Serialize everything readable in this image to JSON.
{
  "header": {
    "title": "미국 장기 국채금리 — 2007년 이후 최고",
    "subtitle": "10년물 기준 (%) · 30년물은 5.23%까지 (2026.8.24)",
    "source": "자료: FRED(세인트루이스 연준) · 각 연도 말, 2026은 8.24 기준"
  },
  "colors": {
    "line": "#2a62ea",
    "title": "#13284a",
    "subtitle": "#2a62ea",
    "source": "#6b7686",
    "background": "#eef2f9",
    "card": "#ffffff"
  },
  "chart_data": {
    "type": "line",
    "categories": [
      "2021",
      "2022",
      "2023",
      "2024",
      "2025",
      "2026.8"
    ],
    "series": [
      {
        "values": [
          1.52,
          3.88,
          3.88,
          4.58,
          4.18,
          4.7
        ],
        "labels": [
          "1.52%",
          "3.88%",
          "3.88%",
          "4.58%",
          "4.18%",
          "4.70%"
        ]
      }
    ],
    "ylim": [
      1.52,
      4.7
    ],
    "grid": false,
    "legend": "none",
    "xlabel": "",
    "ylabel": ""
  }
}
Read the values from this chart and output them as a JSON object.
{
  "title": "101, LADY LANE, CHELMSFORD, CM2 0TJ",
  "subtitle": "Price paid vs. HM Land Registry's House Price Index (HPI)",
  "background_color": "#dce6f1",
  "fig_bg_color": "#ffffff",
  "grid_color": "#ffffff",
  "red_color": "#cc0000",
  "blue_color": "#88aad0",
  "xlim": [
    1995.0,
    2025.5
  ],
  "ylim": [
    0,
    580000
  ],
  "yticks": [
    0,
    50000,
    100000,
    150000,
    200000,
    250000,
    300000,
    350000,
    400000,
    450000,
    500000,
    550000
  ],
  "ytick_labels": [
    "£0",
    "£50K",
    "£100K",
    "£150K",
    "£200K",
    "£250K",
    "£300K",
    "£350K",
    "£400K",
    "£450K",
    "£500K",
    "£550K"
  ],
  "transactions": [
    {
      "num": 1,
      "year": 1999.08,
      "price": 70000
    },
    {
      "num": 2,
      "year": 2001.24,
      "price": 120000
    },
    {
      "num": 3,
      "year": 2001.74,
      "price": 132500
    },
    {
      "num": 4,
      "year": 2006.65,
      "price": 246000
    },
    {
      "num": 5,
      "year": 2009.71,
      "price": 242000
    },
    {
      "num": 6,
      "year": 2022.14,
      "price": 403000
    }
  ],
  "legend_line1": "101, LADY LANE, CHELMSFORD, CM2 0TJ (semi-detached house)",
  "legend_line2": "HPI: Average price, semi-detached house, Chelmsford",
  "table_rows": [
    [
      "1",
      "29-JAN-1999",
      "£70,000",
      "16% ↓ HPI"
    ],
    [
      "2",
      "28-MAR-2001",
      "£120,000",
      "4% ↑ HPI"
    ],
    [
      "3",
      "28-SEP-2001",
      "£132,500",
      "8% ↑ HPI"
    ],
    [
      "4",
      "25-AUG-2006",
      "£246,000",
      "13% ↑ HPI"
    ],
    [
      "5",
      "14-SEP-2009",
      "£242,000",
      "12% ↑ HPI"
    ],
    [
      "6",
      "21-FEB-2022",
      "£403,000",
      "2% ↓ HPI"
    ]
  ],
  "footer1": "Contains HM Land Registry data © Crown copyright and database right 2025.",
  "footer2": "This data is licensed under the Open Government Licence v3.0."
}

• • •

* DIRECTION *
Each record should come back exactly as written.

* EXPECTED OUTPUT *
Serialize everything readable in this image to JSON.
{
  "header": {
    "title": "미국 장기 국채금리 — 2007년 이후 최고",
    "subtitle": "10년물 기준 (%) · 30년물은 5.23%까지 (2026.8.24)",
    "source": "자료: FRED(세인트루이스 연준) · 각 연도 말, 2026은 8.24 기준"
  },
  "colors": {
    "line": "#2a62ea",
    "title": "#13284a",
    "subtitle": "#2a62ea",
    "source": "#6b7686",
    "background": "#eef2f9",
    "card": "#ffffff"
  },
  "chart_data": {
    "type": "line",
    "categories": [
      "2021",
      "2022",
      "2023",
      "2024",
      "2025",
      "2026.8"
    ],
    "series": [
      {
        "values": [
          1.52,
          3.88,
          3.88,
          4.58,
          4.18,
          4.7
        ],
        "labels": [
          "1.52%",
          "3.88%",
          "3.88%",
          "4.58%",
          "4.18%",
          "4.70%"
        ]
      }
    ],
    "ylim": [
      1.52,
      4.7
    ],
    "grid": false,
    "legend": "none",
    "xlabel": "",
    "ylabel": ""
  }
}
Read the values from this chart and output them as a JSON object.
{
  "title": "101, LADY LANE, CHELMSFORD, CM2 0TJ",
  "subtitle": "Price paid vs. HM Land Registry's House Price Index (HPI)",
  "background_color": "#dce6f1",
  "fig_bg_color": "#ffffff",
  "grid_color": "#ffffff",
  "red_color": "#cc0000",
  "blue_color": "#88aad0",
  "xlim": [
    1995.0,
    2025.5
  ],
  "ylim": [
    0,
    580000
  ],
  "yticks": [
    0,
    50000,
    100000,
    150000,
    200000,
    250000,
    300000,
    350000,
    400000,
    450000,
    500000,
    550000
  ],
  "ytick_labels": [
    "£0",
    "£50K",
    "£100K",
    "£150K",
    "£200K",
    "£250K",
    "£300K",
    "£350K",
    "£400K",
    "£450K",
    "£500K",
    "£550K"
  ],
  "transactions": [
    {
      "num": 1,
      "year": 1999.08,
      "price": 70000
    },
    {
      "num": 2,
      "year": 2001.24,
      "price": 120000
    },
    {
      "num": 3,
      "year": 2001.74,
      "price": 132500
    },
    {
      "num": 4,
      "year": 2006.65,
      "price": 246000
    },
    {
      "num": 5,
      "year": 2009.71,
      "price": 242000
    },
    {
      "num": 6,
      "year": 2022.14,
      "price": 403000
    }
  ],
  "legend_line1": "101, LADY LANE, CHELMSFORD, CM2 0TJ (semi-detached house)",
  "legend_line2": "HPI: Average price, semi-detached house, Chelmsford",
  "table_rows": [
    [
      "1",
      "29-JAN-1999",
      "£70,000",
      "16% ↓ HPI"
    ],
    [
      "2",
      "28-MAR-2001",
      "£120,000",
      "4% ↑ HPI"
    ],
    [
      "3",
      "28-SEP-2001",
      "£132,500",
      "8% ↑ HPI"
    ],
    [
      "4",
      "25-AUG-2006",
      "£246,000",
      "13% ↑ HPI"
    ],
    [
      "5",
      "14-SEP-2009",
      "£242,000",
      "12% ↑ HPI"
    ],
    [
      "6",
      "21-FEB-2022",
      "£403,000",
      "2% ↓ HPI"
    ]
  ],
  "footer1": "Contains HM Land Registry data © Crown copyright and database right 2025.",
  "footer2": "This data is licensed under the Open Government Licence v3.0."
}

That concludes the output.